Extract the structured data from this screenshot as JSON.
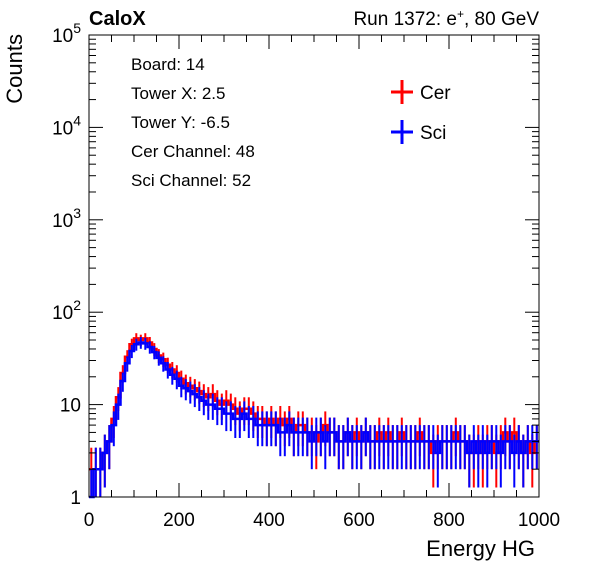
{
  "header": {
    "experiment": "CaloX",
    "run_prefix": "Run 1372: e",
    "run_sup": "+",
    "run_suffix": ", 80 GeV"
  },
  "info_lines": [
    "Board: 14",
    "Tower X: 2.5",
    "Tower Y: -6.5",
    "Cer Channel: 48",
    "Sci Channel: 52"
  ],
  "chart_data": {
    "type": "line",
    "xlabel": "Energy HG",
    "ylabel": "Counts",
    "xlim": [
      0,
      1000
    ],
    "ylim": [
      1,
      100000
    ],
    "yscale": "log",
    "grid": false,
    "legend_position": "top-right",
    "x_ticks": [
      "0",
      "200",
      "400",
      "600",
      "800",
      "1000"
    ],
    "y_ticks": [
      {
        "base": "1",
        "exp": ""
      },
      {
        "base": "10",
        "exp": ""
      },
      {
        "base": "10",
        "exp": "2"
      },
      {
        "base": "10",
        "exp": "3"
      },
      {
        "base": "10",
        "exp": "4"
      },
      {
        "base": "10",
        "exp": "5"
      }
    ],
    "bin_width": 5,
    "series": [
      {
        "name": "Cer",
        "color": "#ff0000",
        "x": [
          5,
          15,
          25,
          35,
          45,
          55,
          65,
          75,
          85,
          95,
          105,
          115,
          125,
          135,
          145,
          155,
          165,
          175,
          185,
          195,
          205,
          215,
          225,
          235,
          245,
          255,
          265,
          275,
          285,
          295,
          305,
          315,
          325,
          335,
          345,
          355,
          365,
          375,
          385,
          395,
          405,
          415,
          425,
          435,
          445,
          455,
          465,
          475,
          485,
          495,
          505,
          515,
          525,
          535,
          545,
          555,
          565,
          575,
          585,
          595,
          605,
          615,
          625,
          635,
          645,
          655,
          665,
          675,
          685,
          695,
          705,
          715,
          725,
          735,
          745,
          755,
          765,
          775,
          785,
          795,
          805,
          815,
          825,
          835,
          845,
          855,
          865,
          875,
          885,
          895,
          905,
          915,
          925,
          935,
          945,
          955,
          965,
          975,
          985,
          995
        ],
        "y": [
          2,
          2,
          2,
          3,
          4,
          7,
          12,
          22,
          33,
          45,
          52,
          50,
          52,
          47,
          40,
          34,
          31,
          27,
          24,
          22,
          19,
          17,
          16,
          15,
          14,
          13,
          12,
          13,
          11,
          10,
          11,
          10,
          9,
          8,
          9,
          9,
          8,
          7,
          7,
          6,
          7,
          6,
          7,
          6,
          7,
          5,
          6,
          6,
          5,
          5,
          4,
          5,
          6,
          5,
          5,
          4,
          4,
          5,
          4,
          5,
          4,
          5,
          4,
          4,
          5,
          4,
          5,
          4,
          4,
          5,
          4,
          4,
          4,
          5,
          4,
          4,
          3,
          4,
          4,
          4,
          4,
          5,
          4,
          4,
          3,
          3,
          4,
          3,
          4,
          4,
          3,
          4,
          5,
          4,
          5,
          4,
          3,
          4,
          3,
          4
        ]
      },
      {
        "name": "Sci",
        "color": "#0000ff",
        "x": [
          5,
          15,
          25,
          35,
          45,
          55,
          65,
          75,
          85,
          95,
          105,
          115,
          125,
          135,
          145,
          155,
          165,
          175,
          185,
          195,
          205,
          215,
          225,
          235,
          245,
          255,
          265,
          275,
          285,
          295,
          305,
          315,
          325,
          335,
          345,
          355,
          365,
          375,
          385,
          395,
          405,
          415,
          425,
          435,
          445,
          455,
          465,
          475,
          485,
          495,
          505,
          515,
          525,
          535,
          545,
          555,
          565,
          575,
          585,
          595,
          605,
          615,
          625,
          635,
          645,
          655,
          665,
          675,
          685,
          695,
          705,
          715,
          725,
          735,
          745,
          755,
          765,
          775,
          785,
          795,
          805,
          815,
          825,
          835,
          845,
          855,
          865,
          875,
          885,
          895,
          905,
          915,
          925,
          935,
          945,
          955,
          965,
          975,
          985,
          995
        ],
        "y": [
          1,
          2,
          2,
          3,
          4,
          6,
          10,
          18,
          28,
          38,
          45,
          47,
          46,
          42,
          37,
          32,
          28,
          24,
          21,
          19,
          16,
          15,
          14,
          13,
          12,
          11,
          10,
          10,
          9,
          9,
          8,
          8,
          7,
          7,
          8,
          7,
          7,
          6,
          6,
          6,
          6,
          6,
          5,
          5,
          6,
          5,
          5,
          5,
          5,
          4,
          5,
          5,
          4,
          5,
          5,
          4,
          4,
          5,
          4,
          4,
          4,
          5,
          4,
          4,
          4,
          4,
          4,
          4,
          4,
          4,
          4,
          4,
          4,
          4,
          4,
          4,
          4,
          3,
          4,
          4,
          4,
          4,
          4,
          4,
          3,
          4,
          3,
          4,
          3,
          4,
          4,
          3,
          4,
          4,
          3,
          4,
          3,
          4,
          4,
          4
        ]
      }
    ]
  }
}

• _WHAT IS REQUIRED_:
Without including any pictures, output all the entries above exactly.

• _SOLUTION TO THIS TASK_:
Extract the structured data from this screenshot as JSON.
{
  "header": {
    "experiment": "CaloX",
    "run_prefix": "Run 1372: e",
    "run_sup": "+",
    "run_suffix": ", 80 GeV"
  },
  "info_lines": [
    "Board: 14",
    "Tower X: 2.5",
    "Tower Y: -6.5",
    "Cer Channel: 48",
    "Sci Channel: 52"
  ],
  "chart_data": {
    "type": "line",
    "xlabel": "Energy HG",
    "ylabel": "Counts",
    "xlim": [
      0,
      1000
    ],
    "ylim": [
      1,
      100000
    ],
    "yscale": "log",
    "grid": false,
    "legend_position": "top-right",
    "x_ticks": [
      "0",
      "200",
      "400",
      "600",
      "800",
      "1000"
    ],
    "y_ticks": [
      {
        "base": "1",
        "exp": ""
      },
      {
        "base": "10",
        "exp": ""
      },
      {
        "base": "10",
        "exp": "2"
      },
      {
        "base": "10",
        "exp": "3"
      },
      {
        "base": "10",
        "exp": "4"
      },
      {
        "base": "10",
        "exp": "5"
      }
    ],
    "bin_width": 5,
    "series": [
      {
        "name": "Cer",
        "color": "#ff0000",
        "x": [
          5,
          15,
          25,
          35,
          45,
          55,
          65,
          75,
          85,
          95,
          105,
          115,
          125,
          135,
          145,
          155,
          165,
          175,
          185,
          195,
          205,
          215,
          225,
          235,
          245,
          255,
          265,
          275,
          285,
          295,
          305,
          315,
          325,
          335,
          345,
          355,
          365,
          375,
          385,
          395,
          405,
          415,
          425,
          435,
          445,
          455,
          465,
          475,
          485,
          495,
          505,
          515,
          525,
          535,
          545,
          555,
          565,
          575,
          585,
          595,
          605,
          615,
          625,
          635,
          645,
          655,
          665,
          675,
          685,
          695,
          705,
          715,
          725,
          735,
          745,
          755,
          765,
          775,
          785,
          795,
          805,
          815,
          825,
          835,
          845,
          855,
          865,
          875,
          885,
          895,
          905,
          915,
          925,
          935,
          945,
          955,
          965,
          975,
          985,
          995
        ],
        "y": [
          2,
          2,
          2,
          3,
          4,
          7,
          12,
          22,
          33,
          45,
          52,
          50,
          52,
          47,
          40,
          34,
          31,
          27,
          24,
          22,
          19,
          17,
          16,
          15,
          14,
          13,
          12,
          13,
          11,
          10,
          11,
          10,
          9,
          8,
          9,
          9,
          8,
          7,
          7,
          6,
          7,
          6,
          7,
          6,
          7,
          5,
          6,
          6,
          5,
          5,
          4,
          5,
          6,
          5,
          5,
          4,
          4,
          5,
          4,
          5,
          4,
          5,
          4,
          4,
          5,
          4,
          5,
          4,
          4,
          5,
          4,
          4,
          4,
          5,
          4,
          4,
          3,
          4,
          4,
          4,
          4,
          5,
          4,
          4,
          3,
          3,
          4,
          3,
          4,
          4,
          3,
          4,
          5,
          4,
          5,
          4,
          3,
          4,
          3,
          4
        ]
      },
      {
        "name": "Sci",
        "color": "#0000ff",
        "x": [
          5,
          15,
          25,
          35,
          45,
          55,
          65,
          75,
          85,
          95,
          105,
          115,
          125,
          135,
          145,
          155,
          165,
          175,
          185,
          195,
          205,
          215,
          225,
          235,
          245,
          255,
          265,
          275,
          285,
          295,
          305,
          315,
          325,
          335,
          345,
          355,
          365,
          375,
          385,
          395,
          405,
          415,
          425,
          435,
          445,
          455,
          465,
          475,
          485,
          495,
          505,
          515,
          525,
          535,
          545,
          555,
          565,
          575,
          585,
          595,
          605,
          615,
          625,
          635,
          645,
          655,
          665,
          675,
          685,
          695,
          705,
          715,
          725,
          735,
          745,
          755,
          765,
          775,
          785,
          795,
          805,
          815,
          825,
          835,
          845,
          855,
          865,
          875,
          885,
          895,
          905,
          915,
          925,
          935,
          945,
          955,
          965,
          975,
          985,
          995
        ],
        "y": [
          1,
          2,
          2,
          3,
          4,
          6,
          10,
          18,
          28,
          38,
          45,
          47,
          46,
          42,
          37,
          32,
          28,
          24,
          21,
          19,
          16,
          15,
          14,
          13,
          12,
          11,
          10,
          10,
          9,
          9,
          8,
          8,
          7,
          7,
          8,
          7,
          7,
          6,
          6,
          6,
          6,
          6,
          5,
          5,
          6,
          5,
          5,
          5,
          5,
          4,
          5,
          5,
          4,
          5,
          5,
          4,
          4,
          5,
          4,
          4,
          4,
          5,
          4,
          4,
          4,
          4,
          4,
          4,
          4,
          4,
          4,
          4,
          4,
          4,
          4,
          4,
          4,
          3,
          4,
          4,
          4,
          4,
          4,
          4,
          3,
          4,
          3,
          4,
          3,
          4,
          4,
          3,
          4,
          4,
          3,
          4,
          3,
          4,
          4,
          4
        ]
      }
    ]
  }
}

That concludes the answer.